## Given exercise:
Where a line contains the string "KAZR", copy that line.
▼
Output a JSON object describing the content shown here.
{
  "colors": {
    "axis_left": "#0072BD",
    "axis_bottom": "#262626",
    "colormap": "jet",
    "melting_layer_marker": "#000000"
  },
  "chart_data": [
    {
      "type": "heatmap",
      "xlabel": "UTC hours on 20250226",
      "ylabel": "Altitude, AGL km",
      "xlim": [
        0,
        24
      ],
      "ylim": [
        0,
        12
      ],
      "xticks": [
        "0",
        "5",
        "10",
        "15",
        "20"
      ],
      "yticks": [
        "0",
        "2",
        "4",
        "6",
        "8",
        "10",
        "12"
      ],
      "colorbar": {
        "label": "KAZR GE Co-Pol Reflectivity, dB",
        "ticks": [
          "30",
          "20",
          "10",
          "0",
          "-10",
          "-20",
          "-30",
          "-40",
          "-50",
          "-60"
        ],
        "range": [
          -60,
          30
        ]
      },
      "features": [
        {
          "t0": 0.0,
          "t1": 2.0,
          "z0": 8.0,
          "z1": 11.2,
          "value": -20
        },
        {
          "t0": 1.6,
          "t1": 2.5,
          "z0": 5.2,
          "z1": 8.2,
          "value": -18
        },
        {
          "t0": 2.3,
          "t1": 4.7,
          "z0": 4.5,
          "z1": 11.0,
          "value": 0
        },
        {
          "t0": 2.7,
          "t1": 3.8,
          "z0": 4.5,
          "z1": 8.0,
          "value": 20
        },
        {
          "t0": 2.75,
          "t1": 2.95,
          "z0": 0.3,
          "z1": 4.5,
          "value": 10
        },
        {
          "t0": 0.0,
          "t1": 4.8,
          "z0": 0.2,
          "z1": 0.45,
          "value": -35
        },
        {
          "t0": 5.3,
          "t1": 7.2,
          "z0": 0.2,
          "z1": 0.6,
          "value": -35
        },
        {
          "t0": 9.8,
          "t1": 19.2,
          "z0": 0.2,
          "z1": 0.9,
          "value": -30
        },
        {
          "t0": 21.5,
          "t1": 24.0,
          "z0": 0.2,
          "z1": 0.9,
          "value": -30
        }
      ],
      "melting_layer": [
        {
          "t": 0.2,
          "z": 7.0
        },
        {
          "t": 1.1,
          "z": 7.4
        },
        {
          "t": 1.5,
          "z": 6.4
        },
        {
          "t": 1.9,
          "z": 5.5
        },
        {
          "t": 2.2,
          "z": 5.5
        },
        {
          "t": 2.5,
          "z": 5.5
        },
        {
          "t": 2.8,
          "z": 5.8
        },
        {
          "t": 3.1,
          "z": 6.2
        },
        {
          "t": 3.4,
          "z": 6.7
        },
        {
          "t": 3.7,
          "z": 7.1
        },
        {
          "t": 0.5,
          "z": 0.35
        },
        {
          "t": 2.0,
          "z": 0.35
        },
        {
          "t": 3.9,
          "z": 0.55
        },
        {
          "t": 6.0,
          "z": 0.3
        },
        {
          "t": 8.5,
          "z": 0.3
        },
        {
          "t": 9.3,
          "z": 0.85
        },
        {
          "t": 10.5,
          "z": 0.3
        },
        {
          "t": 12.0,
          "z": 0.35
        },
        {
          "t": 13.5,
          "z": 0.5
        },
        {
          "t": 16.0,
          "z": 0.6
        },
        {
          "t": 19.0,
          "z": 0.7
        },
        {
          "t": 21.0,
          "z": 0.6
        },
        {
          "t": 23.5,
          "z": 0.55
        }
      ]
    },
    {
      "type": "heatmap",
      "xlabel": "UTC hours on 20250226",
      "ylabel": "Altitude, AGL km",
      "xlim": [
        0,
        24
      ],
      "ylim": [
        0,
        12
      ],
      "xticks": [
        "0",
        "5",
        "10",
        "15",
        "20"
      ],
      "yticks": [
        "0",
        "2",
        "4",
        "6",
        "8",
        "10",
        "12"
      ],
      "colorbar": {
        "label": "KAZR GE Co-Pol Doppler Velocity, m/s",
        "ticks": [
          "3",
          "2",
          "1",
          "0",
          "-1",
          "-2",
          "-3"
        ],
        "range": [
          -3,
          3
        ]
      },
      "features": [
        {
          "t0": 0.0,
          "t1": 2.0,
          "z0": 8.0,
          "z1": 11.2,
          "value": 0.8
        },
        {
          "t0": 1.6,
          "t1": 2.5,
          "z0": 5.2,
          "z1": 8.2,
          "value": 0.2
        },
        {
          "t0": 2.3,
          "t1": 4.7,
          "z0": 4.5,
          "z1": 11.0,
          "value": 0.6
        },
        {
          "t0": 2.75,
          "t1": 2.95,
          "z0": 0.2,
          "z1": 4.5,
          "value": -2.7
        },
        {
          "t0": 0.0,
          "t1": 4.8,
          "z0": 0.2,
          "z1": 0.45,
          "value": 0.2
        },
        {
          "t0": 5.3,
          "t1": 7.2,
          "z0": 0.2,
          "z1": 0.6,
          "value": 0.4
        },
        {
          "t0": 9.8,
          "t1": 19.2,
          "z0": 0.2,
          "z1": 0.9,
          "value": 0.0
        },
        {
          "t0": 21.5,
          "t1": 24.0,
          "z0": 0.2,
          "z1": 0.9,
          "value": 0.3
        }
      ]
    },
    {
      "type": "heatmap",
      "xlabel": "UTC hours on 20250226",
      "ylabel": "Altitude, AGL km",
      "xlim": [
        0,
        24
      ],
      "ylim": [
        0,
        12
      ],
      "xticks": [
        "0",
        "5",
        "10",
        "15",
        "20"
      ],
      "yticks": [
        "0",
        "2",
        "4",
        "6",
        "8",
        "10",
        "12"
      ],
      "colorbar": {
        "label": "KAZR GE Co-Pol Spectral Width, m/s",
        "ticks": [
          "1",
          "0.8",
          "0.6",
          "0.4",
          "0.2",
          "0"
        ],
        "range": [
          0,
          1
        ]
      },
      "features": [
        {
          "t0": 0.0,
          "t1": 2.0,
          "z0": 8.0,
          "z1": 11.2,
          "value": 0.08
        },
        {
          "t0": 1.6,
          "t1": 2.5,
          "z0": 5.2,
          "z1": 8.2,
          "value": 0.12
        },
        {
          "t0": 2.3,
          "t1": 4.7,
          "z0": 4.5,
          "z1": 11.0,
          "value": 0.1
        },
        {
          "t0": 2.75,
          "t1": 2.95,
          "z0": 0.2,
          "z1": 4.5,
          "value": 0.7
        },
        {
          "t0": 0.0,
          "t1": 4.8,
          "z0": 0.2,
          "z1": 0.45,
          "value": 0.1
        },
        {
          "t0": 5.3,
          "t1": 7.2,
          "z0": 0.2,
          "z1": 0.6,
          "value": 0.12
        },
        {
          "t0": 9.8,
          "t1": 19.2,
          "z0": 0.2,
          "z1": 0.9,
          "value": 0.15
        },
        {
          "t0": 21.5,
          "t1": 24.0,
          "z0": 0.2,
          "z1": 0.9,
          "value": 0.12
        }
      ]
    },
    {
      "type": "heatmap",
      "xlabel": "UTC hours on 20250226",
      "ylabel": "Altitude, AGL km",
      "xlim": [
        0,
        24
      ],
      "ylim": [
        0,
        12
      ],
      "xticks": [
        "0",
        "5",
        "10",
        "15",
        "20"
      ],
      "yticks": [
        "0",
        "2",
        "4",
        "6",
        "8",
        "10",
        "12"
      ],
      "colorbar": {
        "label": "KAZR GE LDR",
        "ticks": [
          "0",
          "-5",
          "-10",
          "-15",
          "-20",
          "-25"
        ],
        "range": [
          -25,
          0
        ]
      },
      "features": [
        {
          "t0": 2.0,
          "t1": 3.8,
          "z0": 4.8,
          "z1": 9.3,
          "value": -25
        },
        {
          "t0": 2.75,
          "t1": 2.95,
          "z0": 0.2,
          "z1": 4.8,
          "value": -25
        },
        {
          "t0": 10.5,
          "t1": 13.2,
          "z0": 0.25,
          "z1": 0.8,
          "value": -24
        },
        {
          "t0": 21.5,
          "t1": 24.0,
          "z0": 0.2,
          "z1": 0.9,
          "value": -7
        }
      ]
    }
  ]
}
▲
## Task response:
        "label": "KAZR GE Co-Pol Reflectivity, dB",
        "label": "KAZR GE Co-Pol Doppler Velocity, m/s",
        "label": "KAZR GE Co-Pol Spectral Width, m/s",
        "label": "KAZR GE LDR",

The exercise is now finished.